§ EXERCISE OBJECTIVE
Output solely the number of lines containing the string "этой".

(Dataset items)
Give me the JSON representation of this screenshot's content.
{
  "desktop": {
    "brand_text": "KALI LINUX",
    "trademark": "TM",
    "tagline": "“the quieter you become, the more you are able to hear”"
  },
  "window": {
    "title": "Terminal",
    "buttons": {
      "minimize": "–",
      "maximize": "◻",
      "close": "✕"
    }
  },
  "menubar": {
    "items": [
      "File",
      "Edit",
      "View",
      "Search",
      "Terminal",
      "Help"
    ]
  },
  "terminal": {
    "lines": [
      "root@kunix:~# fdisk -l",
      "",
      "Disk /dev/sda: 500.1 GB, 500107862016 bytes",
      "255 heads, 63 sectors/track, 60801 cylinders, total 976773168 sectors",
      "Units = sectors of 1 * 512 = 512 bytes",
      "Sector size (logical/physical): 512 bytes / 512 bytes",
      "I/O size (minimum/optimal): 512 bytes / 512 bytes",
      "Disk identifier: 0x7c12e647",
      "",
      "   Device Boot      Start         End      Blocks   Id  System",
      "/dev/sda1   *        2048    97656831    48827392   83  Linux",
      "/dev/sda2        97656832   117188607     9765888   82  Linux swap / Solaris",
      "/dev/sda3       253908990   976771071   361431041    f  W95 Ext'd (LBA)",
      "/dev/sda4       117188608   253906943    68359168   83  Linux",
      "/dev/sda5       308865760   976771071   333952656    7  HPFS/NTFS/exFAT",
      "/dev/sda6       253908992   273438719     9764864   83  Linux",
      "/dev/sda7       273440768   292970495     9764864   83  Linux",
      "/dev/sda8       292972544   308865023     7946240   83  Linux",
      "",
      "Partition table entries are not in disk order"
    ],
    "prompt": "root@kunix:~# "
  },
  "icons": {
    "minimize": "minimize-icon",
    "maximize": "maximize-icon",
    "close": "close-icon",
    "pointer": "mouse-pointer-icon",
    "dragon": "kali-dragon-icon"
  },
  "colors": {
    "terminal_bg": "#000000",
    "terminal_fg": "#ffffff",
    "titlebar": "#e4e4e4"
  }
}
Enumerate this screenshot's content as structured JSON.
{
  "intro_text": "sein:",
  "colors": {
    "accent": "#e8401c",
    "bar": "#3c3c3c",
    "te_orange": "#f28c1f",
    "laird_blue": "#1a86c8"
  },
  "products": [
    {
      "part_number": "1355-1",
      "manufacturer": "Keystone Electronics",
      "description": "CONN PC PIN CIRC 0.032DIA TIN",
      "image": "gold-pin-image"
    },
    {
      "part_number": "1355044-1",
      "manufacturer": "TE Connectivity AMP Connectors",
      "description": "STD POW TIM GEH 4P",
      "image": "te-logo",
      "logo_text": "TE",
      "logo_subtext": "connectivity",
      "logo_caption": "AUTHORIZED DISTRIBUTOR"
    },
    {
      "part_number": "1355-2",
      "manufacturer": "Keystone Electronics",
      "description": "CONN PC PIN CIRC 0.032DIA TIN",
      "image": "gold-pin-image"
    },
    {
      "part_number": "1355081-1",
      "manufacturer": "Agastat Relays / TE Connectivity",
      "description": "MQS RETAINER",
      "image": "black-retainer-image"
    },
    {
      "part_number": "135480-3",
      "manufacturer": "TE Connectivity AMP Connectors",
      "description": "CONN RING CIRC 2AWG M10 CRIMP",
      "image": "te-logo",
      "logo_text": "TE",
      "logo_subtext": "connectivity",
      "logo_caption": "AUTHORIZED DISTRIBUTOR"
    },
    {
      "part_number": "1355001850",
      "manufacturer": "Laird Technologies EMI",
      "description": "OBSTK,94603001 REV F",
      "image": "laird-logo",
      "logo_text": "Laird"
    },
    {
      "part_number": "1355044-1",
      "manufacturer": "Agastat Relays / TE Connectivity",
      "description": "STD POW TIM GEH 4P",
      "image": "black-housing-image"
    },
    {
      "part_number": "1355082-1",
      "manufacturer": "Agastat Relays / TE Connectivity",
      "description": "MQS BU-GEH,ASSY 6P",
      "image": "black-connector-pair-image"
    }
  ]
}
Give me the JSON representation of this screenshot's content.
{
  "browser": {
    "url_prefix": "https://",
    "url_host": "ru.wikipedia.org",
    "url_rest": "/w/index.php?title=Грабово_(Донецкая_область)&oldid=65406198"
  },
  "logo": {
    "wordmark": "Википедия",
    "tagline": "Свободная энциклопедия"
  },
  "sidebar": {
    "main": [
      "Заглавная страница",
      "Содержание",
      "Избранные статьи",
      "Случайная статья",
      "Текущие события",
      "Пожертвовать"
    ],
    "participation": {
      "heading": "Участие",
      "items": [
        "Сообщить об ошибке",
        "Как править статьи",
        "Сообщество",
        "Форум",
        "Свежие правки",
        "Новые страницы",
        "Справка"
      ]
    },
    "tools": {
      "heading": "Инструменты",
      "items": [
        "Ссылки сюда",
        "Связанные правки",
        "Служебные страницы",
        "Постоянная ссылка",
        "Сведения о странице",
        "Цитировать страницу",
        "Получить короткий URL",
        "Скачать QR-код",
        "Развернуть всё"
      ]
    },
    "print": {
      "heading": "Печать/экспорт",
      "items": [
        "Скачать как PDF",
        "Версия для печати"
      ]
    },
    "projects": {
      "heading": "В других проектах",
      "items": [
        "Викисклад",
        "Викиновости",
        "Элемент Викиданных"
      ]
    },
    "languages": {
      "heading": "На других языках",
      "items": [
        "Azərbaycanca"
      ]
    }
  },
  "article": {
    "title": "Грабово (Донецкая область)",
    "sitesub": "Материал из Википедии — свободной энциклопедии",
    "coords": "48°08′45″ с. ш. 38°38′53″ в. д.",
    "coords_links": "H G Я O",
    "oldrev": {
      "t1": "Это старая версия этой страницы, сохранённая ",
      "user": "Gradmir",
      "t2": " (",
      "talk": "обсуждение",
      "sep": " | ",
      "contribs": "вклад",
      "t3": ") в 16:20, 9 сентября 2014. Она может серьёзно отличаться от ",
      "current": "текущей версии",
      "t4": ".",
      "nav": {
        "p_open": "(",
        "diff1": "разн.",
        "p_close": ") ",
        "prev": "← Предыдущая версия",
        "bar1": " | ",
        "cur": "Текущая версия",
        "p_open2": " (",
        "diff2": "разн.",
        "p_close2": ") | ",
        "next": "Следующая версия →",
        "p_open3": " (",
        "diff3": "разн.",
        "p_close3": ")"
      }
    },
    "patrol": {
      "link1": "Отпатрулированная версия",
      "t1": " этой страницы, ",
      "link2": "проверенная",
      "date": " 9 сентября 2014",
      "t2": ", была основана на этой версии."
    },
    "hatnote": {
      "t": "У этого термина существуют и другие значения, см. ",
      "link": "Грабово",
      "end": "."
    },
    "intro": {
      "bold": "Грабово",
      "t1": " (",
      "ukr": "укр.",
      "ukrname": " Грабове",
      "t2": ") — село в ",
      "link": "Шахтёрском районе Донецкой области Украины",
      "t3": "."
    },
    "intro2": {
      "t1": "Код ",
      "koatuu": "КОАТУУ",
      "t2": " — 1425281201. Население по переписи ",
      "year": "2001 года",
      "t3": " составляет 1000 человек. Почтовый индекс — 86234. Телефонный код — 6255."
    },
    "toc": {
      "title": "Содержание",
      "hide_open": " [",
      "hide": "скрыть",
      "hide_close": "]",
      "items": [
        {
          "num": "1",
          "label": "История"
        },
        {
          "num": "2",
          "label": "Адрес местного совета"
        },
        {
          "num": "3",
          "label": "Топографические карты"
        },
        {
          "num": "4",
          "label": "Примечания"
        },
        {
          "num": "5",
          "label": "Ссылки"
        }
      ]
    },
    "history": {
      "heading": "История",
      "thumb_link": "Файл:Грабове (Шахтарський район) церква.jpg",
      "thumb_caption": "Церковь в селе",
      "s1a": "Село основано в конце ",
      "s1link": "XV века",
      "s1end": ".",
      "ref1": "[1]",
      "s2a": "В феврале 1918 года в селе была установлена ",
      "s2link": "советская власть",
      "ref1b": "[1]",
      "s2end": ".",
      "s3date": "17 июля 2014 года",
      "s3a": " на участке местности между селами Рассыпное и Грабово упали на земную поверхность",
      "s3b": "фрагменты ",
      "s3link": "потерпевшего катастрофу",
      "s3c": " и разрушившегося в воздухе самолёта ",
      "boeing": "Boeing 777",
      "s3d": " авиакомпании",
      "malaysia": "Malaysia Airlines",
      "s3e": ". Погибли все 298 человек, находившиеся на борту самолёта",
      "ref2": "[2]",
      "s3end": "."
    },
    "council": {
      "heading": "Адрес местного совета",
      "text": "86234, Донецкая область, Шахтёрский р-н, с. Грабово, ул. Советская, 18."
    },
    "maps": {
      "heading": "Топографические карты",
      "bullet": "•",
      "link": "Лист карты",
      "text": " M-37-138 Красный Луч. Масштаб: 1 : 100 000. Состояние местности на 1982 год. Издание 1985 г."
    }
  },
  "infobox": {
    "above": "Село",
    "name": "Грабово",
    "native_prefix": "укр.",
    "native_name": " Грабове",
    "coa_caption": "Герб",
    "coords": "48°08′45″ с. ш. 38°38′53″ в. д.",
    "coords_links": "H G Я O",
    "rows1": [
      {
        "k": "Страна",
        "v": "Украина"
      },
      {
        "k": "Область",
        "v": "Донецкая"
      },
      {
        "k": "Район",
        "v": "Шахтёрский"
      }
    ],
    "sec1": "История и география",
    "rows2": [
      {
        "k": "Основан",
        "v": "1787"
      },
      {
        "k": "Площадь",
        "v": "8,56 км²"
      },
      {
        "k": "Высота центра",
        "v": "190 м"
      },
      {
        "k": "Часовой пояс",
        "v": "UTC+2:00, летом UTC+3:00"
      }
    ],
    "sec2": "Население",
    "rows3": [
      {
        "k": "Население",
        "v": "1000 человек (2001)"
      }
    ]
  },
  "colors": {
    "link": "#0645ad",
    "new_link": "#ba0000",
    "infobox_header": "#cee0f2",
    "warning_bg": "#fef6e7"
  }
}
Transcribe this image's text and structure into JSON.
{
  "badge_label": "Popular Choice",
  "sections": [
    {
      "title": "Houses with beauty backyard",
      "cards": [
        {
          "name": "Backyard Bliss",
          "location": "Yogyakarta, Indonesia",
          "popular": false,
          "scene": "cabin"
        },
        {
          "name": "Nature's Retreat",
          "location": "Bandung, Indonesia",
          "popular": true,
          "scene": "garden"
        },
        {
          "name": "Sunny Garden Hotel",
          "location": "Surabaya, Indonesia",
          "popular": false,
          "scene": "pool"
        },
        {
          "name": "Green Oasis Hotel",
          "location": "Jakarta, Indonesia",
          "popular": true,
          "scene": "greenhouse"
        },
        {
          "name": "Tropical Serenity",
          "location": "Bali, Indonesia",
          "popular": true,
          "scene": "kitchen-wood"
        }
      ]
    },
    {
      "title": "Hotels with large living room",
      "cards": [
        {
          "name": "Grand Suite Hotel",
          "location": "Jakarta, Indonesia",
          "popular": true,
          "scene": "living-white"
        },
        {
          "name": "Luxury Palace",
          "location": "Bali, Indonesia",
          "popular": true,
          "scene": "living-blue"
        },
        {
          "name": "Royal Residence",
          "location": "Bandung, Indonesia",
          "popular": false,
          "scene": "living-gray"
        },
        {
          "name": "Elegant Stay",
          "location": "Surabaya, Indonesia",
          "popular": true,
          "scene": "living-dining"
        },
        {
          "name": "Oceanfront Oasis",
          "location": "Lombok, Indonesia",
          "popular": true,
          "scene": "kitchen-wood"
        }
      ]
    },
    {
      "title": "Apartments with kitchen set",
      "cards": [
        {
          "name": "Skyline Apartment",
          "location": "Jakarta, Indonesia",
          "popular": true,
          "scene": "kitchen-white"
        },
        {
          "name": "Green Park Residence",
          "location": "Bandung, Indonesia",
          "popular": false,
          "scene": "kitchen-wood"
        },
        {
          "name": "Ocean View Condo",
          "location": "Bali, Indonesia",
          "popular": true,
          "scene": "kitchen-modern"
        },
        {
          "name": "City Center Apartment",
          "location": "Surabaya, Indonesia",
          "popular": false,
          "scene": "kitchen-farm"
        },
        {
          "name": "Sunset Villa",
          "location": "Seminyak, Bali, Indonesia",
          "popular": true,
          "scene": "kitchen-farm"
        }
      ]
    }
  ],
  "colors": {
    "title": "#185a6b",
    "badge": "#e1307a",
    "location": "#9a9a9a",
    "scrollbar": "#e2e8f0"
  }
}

§ EXERCISE RESPONSE
3